__WRITTEN PROBLEM__.
Find every line containing the word "OFFERS" and report the count, nothing more.
>> start
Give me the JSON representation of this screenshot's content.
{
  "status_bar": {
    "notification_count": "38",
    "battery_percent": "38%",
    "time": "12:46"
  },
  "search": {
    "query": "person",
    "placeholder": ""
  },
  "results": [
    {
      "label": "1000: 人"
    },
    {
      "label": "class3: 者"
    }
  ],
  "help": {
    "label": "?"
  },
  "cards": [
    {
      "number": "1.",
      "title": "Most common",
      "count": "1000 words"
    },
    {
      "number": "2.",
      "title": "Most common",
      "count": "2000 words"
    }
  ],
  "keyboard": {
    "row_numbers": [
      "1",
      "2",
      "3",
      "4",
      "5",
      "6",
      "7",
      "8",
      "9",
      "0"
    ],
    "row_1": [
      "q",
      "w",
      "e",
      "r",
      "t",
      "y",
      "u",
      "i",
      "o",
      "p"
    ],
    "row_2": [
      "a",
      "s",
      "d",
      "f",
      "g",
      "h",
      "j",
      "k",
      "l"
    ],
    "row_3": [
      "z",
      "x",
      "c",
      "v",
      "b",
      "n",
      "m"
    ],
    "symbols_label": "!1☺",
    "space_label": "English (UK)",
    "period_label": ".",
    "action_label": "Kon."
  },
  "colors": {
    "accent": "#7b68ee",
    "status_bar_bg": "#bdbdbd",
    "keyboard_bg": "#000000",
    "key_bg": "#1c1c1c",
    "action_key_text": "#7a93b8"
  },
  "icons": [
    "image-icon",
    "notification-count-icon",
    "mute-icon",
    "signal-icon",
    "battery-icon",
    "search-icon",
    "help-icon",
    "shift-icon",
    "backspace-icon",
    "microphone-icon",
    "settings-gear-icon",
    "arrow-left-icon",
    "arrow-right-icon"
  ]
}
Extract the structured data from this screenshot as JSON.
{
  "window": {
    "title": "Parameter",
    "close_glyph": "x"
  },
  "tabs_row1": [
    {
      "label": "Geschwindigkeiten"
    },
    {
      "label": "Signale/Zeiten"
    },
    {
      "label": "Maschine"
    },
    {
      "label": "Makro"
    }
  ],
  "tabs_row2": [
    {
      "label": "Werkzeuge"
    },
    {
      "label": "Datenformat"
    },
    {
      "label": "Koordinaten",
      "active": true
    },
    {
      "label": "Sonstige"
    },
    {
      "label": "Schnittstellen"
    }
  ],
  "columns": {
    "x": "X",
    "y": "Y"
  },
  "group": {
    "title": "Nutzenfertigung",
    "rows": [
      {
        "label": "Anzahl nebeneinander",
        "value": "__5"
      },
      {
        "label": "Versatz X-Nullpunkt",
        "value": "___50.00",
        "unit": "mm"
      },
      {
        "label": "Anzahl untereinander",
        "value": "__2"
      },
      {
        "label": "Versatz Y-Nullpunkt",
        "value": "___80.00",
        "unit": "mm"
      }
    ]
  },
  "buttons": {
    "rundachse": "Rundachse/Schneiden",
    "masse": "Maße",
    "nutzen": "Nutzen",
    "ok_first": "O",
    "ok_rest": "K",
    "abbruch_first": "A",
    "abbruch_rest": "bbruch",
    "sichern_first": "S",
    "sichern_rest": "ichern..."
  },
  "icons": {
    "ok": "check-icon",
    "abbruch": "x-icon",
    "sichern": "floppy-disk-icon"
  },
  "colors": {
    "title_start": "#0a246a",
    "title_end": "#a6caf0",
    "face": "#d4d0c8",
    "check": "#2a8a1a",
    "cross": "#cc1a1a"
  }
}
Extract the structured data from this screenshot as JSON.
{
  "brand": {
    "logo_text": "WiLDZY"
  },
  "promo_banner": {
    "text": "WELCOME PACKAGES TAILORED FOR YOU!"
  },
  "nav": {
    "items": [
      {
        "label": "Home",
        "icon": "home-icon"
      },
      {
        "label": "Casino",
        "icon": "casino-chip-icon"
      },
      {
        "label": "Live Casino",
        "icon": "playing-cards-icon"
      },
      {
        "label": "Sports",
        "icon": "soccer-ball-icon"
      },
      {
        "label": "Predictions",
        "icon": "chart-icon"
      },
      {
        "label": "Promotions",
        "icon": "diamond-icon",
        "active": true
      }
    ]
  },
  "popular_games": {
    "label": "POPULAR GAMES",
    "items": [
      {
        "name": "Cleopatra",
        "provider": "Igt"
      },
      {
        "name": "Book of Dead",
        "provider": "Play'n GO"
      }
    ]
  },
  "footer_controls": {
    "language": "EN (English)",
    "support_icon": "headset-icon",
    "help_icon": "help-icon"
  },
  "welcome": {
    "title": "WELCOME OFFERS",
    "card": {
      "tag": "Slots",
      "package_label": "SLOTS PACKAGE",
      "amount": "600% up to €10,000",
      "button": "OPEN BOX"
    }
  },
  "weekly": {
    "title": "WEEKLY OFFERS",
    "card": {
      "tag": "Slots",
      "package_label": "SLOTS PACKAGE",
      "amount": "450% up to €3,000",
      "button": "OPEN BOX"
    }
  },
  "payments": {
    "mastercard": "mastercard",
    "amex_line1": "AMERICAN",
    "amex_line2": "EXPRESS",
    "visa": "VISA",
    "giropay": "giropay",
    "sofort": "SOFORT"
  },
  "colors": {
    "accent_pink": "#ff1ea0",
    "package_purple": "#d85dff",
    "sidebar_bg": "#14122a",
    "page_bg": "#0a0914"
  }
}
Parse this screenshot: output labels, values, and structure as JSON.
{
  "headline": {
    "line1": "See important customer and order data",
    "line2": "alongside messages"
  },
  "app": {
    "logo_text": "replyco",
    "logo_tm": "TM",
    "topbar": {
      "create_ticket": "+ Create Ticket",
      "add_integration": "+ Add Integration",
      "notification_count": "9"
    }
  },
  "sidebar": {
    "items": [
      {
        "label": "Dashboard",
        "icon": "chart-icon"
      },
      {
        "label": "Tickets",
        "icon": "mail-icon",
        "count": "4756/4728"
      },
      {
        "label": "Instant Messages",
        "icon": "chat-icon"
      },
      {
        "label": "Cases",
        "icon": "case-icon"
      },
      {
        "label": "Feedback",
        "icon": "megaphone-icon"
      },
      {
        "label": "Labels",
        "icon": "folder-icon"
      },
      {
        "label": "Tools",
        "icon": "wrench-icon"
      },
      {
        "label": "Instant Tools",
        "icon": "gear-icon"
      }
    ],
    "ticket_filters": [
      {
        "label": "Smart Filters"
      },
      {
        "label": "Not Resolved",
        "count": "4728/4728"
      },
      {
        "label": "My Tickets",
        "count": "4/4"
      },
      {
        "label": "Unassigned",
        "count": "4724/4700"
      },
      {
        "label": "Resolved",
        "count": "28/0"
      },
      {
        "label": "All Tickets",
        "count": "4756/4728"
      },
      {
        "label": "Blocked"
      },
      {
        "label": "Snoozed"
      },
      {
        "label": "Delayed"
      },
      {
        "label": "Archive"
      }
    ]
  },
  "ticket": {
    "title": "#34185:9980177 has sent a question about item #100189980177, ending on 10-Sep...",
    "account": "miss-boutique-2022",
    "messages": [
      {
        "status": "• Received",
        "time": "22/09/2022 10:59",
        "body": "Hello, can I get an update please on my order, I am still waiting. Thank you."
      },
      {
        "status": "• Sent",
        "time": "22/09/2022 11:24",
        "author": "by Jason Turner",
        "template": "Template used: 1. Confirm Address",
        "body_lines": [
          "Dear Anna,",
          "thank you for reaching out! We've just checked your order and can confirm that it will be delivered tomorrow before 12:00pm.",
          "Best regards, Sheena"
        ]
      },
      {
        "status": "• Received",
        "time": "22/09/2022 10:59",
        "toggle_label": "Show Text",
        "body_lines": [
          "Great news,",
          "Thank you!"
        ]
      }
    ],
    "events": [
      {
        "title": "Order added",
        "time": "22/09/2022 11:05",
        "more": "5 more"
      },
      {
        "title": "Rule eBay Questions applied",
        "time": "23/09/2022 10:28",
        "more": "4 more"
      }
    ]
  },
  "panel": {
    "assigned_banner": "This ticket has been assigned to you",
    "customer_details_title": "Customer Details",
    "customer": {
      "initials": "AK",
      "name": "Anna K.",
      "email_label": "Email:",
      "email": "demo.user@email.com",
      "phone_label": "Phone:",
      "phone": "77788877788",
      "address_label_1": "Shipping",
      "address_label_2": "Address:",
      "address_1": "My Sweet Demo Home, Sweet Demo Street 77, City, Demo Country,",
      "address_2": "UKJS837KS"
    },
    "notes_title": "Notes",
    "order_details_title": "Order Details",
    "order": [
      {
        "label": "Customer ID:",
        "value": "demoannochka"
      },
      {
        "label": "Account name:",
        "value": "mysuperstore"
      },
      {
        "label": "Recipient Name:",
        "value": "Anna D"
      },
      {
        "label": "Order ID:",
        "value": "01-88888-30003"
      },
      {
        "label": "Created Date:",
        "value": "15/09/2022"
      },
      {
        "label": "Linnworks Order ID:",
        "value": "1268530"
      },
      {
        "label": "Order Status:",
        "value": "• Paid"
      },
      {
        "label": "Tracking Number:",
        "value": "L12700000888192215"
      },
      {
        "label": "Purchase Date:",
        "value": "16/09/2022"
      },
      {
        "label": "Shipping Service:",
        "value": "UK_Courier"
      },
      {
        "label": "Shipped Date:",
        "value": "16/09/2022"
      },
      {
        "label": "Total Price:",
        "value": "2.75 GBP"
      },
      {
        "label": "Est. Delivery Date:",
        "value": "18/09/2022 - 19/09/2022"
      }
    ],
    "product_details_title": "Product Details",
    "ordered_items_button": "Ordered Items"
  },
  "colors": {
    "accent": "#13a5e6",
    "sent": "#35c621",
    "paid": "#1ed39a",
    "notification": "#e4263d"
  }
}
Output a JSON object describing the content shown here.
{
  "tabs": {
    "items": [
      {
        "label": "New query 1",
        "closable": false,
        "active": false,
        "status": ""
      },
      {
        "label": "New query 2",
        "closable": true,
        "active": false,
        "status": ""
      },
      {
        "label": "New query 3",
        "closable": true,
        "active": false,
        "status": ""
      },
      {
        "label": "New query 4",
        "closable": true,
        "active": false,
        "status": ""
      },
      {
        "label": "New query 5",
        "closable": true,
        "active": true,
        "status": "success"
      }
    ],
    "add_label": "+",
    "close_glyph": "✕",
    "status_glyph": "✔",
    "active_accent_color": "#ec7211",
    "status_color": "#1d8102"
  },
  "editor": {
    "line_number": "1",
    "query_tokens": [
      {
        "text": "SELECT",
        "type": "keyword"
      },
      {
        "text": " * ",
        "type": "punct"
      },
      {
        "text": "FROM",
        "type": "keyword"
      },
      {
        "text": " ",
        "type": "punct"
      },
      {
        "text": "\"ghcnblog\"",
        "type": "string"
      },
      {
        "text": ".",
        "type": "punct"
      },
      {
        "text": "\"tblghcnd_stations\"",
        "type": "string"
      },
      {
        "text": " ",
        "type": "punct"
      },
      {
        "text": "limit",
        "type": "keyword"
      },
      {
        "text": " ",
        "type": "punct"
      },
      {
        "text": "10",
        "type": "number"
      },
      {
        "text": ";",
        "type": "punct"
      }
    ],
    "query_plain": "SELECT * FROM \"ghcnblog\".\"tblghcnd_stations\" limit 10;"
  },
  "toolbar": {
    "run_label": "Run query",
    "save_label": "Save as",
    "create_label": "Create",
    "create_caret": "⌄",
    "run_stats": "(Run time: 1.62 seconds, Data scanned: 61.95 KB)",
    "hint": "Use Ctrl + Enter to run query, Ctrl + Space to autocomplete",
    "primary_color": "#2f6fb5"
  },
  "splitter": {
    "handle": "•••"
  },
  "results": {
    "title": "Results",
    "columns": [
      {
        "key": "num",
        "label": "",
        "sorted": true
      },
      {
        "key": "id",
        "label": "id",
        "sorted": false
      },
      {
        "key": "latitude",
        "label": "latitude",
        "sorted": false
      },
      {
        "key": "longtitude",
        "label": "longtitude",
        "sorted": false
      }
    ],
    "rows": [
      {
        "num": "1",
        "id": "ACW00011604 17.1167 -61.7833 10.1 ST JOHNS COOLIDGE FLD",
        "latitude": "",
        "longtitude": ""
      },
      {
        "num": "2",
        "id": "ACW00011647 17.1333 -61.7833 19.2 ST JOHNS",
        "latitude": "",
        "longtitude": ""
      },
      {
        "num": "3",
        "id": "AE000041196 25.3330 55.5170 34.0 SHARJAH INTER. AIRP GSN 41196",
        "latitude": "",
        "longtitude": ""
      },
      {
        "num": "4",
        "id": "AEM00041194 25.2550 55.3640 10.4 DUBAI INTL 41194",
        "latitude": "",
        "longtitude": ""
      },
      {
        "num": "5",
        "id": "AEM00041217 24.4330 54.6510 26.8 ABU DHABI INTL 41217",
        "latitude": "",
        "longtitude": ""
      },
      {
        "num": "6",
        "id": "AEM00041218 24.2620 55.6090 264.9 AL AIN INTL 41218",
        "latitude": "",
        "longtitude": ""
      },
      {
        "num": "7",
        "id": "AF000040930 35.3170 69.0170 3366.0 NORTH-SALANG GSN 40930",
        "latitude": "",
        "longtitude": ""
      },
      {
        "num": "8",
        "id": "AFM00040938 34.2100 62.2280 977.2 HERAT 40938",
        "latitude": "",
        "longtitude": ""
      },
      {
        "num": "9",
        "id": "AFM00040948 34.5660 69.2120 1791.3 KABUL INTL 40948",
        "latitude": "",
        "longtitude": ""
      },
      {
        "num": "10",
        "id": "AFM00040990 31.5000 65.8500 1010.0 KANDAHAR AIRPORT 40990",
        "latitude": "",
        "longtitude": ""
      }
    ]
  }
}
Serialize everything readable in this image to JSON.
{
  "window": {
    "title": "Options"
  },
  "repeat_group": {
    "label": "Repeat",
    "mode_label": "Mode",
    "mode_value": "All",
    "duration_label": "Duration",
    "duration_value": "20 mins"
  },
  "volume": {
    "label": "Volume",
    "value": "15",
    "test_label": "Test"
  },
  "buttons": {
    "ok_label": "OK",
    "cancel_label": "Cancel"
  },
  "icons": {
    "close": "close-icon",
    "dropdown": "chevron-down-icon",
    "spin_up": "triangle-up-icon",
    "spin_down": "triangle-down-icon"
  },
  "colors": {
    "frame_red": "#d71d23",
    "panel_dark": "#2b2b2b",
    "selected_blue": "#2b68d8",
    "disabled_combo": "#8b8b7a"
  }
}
>> end
__COMPLETE ANSWER__.
2